=== What this task involves ===
Write out the records below once more, exactly as they stand.

=== Data section ===
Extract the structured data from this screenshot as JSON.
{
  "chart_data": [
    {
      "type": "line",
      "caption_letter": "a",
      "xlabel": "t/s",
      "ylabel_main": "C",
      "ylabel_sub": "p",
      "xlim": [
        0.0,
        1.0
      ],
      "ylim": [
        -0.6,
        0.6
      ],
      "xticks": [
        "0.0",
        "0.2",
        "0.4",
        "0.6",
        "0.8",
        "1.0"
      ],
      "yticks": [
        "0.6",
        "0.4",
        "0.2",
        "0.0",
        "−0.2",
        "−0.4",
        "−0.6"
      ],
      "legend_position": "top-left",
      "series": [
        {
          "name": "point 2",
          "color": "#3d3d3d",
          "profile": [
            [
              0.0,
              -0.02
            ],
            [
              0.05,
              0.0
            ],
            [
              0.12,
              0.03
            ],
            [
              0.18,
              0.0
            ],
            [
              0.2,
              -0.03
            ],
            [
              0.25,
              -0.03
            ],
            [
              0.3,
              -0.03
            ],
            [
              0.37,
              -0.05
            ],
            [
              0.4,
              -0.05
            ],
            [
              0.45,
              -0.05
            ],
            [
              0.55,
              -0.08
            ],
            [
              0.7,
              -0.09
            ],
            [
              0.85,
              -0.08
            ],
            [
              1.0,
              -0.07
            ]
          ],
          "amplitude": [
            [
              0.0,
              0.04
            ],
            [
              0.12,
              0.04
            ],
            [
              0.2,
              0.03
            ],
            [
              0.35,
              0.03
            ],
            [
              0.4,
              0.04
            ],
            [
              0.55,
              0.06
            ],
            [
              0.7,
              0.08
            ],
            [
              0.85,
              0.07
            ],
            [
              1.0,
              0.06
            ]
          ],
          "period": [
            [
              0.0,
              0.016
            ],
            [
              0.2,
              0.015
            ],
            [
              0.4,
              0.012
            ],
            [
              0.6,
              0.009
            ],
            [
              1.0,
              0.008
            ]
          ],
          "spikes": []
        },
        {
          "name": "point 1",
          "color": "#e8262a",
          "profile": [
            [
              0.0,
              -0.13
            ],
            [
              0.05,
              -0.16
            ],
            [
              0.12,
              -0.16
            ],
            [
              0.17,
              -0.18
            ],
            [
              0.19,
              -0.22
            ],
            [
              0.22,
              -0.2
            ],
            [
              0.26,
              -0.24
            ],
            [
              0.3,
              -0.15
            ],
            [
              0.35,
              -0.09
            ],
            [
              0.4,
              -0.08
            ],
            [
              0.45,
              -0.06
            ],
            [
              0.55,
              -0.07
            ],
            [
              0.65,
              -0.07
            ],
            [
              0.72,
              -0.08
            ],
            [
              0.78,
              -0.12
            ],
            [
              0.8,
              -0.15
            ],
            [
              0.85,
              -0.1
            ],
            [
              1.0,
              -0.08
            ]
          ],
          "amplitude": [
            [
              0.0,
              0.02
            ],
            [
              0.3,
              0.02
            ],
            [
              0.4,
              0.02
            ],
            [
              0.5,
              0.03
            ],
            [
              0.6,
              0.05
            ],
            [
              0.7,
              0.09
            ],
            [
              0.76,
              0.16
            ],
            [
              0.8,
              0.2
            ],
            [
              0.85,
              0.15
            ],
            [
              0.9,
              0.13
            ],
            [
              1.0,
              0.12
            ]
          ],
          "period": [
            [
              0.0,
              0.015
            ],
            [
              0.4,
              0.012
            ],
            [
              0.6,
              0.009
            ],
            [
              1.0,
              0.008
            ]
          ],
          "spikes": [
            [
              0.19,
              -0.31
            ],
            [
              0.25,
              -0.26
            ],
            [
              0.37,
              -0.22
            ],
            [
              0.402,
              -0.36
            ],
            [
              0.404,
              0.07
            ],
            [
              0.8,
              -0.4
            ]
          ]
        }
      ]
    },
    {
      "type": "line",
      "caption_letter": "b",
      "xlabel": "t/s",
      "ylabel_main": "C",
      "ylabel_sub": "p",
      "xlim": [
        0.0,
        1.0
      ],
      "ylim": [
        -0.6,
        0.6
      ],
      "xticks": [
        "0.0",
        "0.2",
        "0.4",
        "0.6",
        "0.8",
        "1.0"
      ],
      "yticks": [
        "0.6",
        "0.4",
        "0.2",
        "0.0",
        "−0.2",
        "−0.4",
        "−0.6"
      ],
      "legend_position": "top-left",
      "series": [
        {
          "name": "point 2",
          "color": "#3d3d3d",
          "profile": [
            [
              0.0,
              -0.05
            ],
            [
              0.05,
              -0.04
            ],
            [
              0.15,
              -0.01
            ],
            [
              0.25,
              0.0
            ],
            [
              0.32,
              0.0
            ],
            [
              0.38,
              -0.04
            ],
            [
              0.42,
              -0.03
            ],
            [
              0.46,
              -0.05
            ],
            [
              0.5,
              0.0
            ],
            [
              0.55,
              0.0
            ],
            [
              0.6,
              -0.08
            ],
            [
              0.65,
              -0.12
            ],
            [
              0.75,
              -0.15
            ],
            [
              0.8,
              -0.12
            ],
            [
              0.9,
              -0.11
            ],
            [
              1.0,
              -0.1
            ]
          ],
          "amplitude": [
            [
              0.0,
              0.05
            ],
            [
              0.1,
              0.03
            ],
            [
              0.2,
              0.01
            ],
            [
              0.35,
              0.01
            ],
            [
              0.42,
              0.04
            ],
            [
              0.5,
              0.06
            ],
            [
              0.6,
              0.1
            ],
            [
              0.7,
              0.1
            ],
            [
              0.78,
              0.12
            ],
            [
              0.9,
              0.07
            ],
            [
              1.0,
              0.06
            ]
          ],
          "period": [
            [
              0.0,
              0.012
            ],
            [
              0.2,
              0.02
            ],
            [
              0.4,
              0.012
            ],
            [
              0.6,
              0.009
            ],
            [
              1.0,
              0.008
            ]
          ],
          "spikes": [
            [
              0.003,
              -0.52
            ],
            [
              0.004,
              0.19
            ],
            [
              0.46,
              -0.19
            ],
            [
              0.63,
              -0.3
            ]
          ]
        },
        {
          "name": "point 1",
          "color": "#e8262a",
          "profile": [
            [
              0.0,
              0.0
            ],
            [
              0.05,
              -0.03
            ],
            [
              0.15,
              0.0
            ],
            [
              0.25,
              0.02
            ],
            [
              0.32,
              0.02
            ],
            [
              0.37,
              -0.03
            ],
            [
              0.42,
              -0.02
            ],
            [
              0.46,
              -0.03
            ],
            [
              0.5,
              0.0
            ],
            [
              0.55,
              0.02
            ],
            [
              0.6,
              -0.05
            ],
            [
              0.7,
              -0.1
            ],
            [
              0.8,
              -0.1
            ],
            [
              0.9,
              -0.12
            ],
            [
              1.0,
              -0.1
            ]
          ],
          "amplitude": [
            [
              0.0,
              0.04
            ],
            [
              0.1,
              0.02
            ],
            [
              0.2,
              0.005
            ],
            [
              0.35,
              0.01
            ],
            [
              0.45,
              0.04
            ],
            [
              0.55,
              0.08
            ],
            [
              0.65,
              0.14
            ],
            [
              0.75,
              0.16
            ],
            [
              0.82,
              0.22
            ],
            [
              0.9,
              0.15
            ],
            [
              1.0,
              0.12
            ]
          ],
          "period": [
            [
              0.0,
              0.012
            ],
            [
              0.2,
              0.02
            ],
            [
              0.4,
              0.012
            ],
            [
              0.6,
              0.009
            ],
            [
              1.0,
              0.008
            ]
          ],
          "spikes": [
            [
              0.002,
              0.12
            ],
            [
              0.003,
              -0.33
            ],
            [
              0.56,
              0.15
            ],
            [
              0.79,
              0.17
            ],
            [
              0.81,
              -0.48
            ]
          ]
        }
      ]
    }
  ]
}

=== Task answer ===
Extract the structured data from this screenshot as JSON.
{
  "chart_data": [
    {
      "type": "line",
      "caption_letter": "a",
      "xlabel": "t/s",
      "ylabel_main": "C",
      "ylabel_sub": "p",
      "xlim": [
        0.0,
        1.0
      ],
      "ylim": [
        -0.6,
        0.6
      ],
      "xticks": [
        "0.0",
        "0.2",
        "0.4",
        "0.6",
        "0.8",
        "1.0"
      ],
      "yticks": [
        "0.6",
        "0.4",
        "0.2",
        "0.0",
        "−0.2",
        "−0.4",
        "−0.6"
      ],
      "legend_position": "top-left",
      "series": [
        {
          "name": "point 2",
          "color": "#3d3d3d",
          "profile": [
            [
              0.0,
              -0.02
            ],
            [
              0.05,
              0.0
            ],
            [
              0.12,
              0.03
            ],
            [
              0.18,
              0.0
            ],
            [
              0.2,
              -0.03
            ],
            [
              0.25,
              -0.03
            ],
            [
              0.3,
              -0.03
            ],
            [
              0.37,
              -0.05
            ],
            [
              0.4,
              -0.05
            ],
            [
              0.45,
              -0.05
            ],
            [
              0.55,
              -0.08
            ],
            [
              0.7,
              -0.09
            ],
            [
              0.85,
              -0.08
            ],
            [
              1.0,
              -0.07
            ]
          ],
          "amplitude": [
            [
              0.0,
              0.04
            ],
            [
              0.12,
              0.04
            ],
            [
              0.2,
              0.03
            ],
            [
              0.35,
              0.03
            ],
            [
              0.4,
              0.04
            ],
            [
              0.55,
              0.06
            ],
            [
              0.7,
              0.08
            ],
            [
              0.85,
              0.07
            ],
            [
              1.0,
              0.06
            ]
          ],
          "period": [
            [
              0.0,
              0.016
            ],
            [
              0.2,
              0.015
            ],
            [
              0.4,
              0.012
            ],
            [
              0.6,
              0.009
            ],
            [
              1.0,
              0.008
            ]
          ],
          "spikes": []
        },
        {
          "name": "point 1",
          "color": "#e8262a",
          "profile": [
            [
              0.0,
              -0.13
            ],
            [
              0.05,
              -0.16
            ],
            [
              0.12,
              -0.16
            ],
            [
              0.17,
              -0.18
            ],
            [
              0.19,
              -0.22
            ],
            [
              0.22,
              -0.2
            ],
            [
              0.26,
              -0.24
            ],
            [
              0.3,
              -0.15
            ],
            [
              0.35,
              -0.09
            ],
            [
              0.4,
              -0.08
            ],
            [
              0.45,
              -0.06
            ],
            [
              0.55,
              -0.07
            ],
            [
              0.65,
              -0.07
            ],
            [
              0.72,
              -0.08
            ],
            [
              0.78,
              -0.12
            ],
            [
              0.8,
              -0.15
            ],
            [
              0.85,
              -0.1
            ],
            [
              1.0,
              -0.08
            ]
          ],
          "amplitude": [
            [
              0.0,
              0.02
            ],
            [
              0.3,
              0.02
            ],
            [
              0.4,
              0.02
            ],
            [
              0.5,
              0.03
            ],
            [
              0.6,
              0.05
            ],
            [
              0.7,
              0.09
            ],
            [
              0.76,
              0.16
            ],
            [
              0.8,
              0.2
            ],
            [
              0.85,
              0.15
            ],
            [
              0.9,
              0.13
            ],
            [
              1.0,
              0.12
            ]
          ],
          "period": [
            [
              0.0,
              0.015
            ],
            [
              0.4,
              0.012
            ],
            [
              0.6,
              0.009
            ],
            [
              1.0,
              0.008
            ]
          ],
          "spikes": [
            [
              0.19,
              -0.31
            ],
            [
              0.25,
              -0.26
            ],
            [
              0.37,
              -0.22
            ],
            [
              0.402,
              -0.36
            ],
            [
              0.404,
              0.07
            ],
            [
              0.8,
              -0.4
            ]
          ]
        }
      ]
    },
    {
      "type": "line",
      "caption_letter": "b",
      "xlabel": "t/s",
      "ylabel_main": "C",
      "ylabel_sub": "p",
      "xlim": [
        0.0,
        1.0
      ],
      "ylim": [
        -0.6,
        0.6
      ],
      "xticks": [
        "0.0",
        "0.2",
        "0.4",
        "0.6",
        "0.8",
        "1.0"
      ],
      "yticks": [
        "0.6",
        "0.4",
        "0.2",
        "0.0",
        "−0.2",
        "−0.4",
        "−0.6"
      ],
      "legend_position": "top-left",
      "series": [
        {
          "name": "point 2",
          "color": "#3d3d3d",
          "profile": [
            [
              0.0,
              -0.05
            ],
            [
              0.05,
              -0.04
            ],
            [
              0.15,
              -0.01
            ],
            [
              0.25,
              0.0
            ],
            [
              0.32,
              0.0
            ],
            [
              0.38,
              -0.04
            ],
            [
              0.42,
              -0.03
            ],
            [
              0.46,
              -0.05
            ],
            [
              0.5,
              0.0
            ],
            [
              0.55,
              0.0
            ],
            [
              0.6,
              -0.08
            ],
            [
              0.65,
              -0.12
            ],
            [
              0.75,
              -0.15
            ],
            [
              0.8,
              -0.12
            ],
            [
              0.9,
              -0.11
            ],
            [
              1.0,
              -0.1
            ]
          ],
          "amplitude": [
            [
              0.0,
              0.05
            ],
            [
              0.1,
              0.03
            ],
            [
              0.2,
              0.01
            ],
            [
              0.35,
              0.01
            ],
            [
              0.42,
              0.04
            ],
            [
              0.5,
              0.06
            ],
            [
              0.6,
              0.1
            ],
            [
              0.7,
              0.1
            ],
            [
              0.78,
              0.12
            ],
            [
              0.9,
              0.07
            ],
            [
              1.0,
              0.06
            ]
          ],
          "period": [
            [
              0.0,
              0.012
            ],
            [
              0.2,
              0.02
            ],
            [
              0.4,
              0.012
            ],
            [
              0.6,
              0.009
            ],
            [
              1.0,
              0.008
            ]
          ],
          "spikes": [
            [
              0.003,
              -0.52
            ],
            [
              0.004,
              0.19
            ],
            [
              0.46,
              -0.19
            ],
            [
              0.63,
              -0.3
            ]
          ]
        },
        {
          "name": "point 1",
          "color": "#e8262a",
          "profile": [
            [
              0.0,
              0.0
            ],
            [
              0.05,
              -0.03
            ],
            [
              0.15,
              0.0
            ],
            [
              0.25,
              0.02
            ],
            [
              0.32,
              0.02
            ],
            [
              0.37,
              -0.03
            ],
            [
              0.42,
              -0.02
            ],
            [
              0.46,
              -0.03
            ],
            [
              0.5,
              0.0
            ],
            [
              0.55,
              0.02
            ],
            [
              0.6,
              -0.05
            ],
            [
              0.7,
              -0.1
            ],
            [
              0.8,
              -0.1
            ],
            [
              0.9,
              -0.12
            ],
            [
              1.0,
              -0.1
            ]
          ],
          "amplitude": [
            [
              0.0,
              0.04
            ],
            [
              0.1,
              0.02
            ],
            [
              0.2,
              0.005
            ],
            [
              0.35,
              0.01
            ],
            [
              0.45,
              0.04
            ],
            [
              0.55,
              0.08
            ],
            [
              0.65,
              0.14
            ],
            [
              0.75,
              0.16
            ],
            [
              0.82,
              0.22
            ],
            [
              0.9,
              0.15
            ],
            [
              1.0,
              0.12
            ]
          ],
          "period": [
            [
              0.0,
              0.012
            ],
            [
              0.2,
              0.02
            ],
            [
              0.4,
              0.012
            ],
            [
              0.6,
              0.009
            ],
            [
              1.0,
              0.008
            ]
          ],
          "spikes": [
            [
              0.002,
              0.12
            ],
            [
              0.003,
              -0.33
            ],
            [
              0.56,
              0.15
            ],
            [
              0.79,
              0.17
            ],
            [
              0.81,
              -0.48
            ]
          ]
        }
      ]
    }
  ]
}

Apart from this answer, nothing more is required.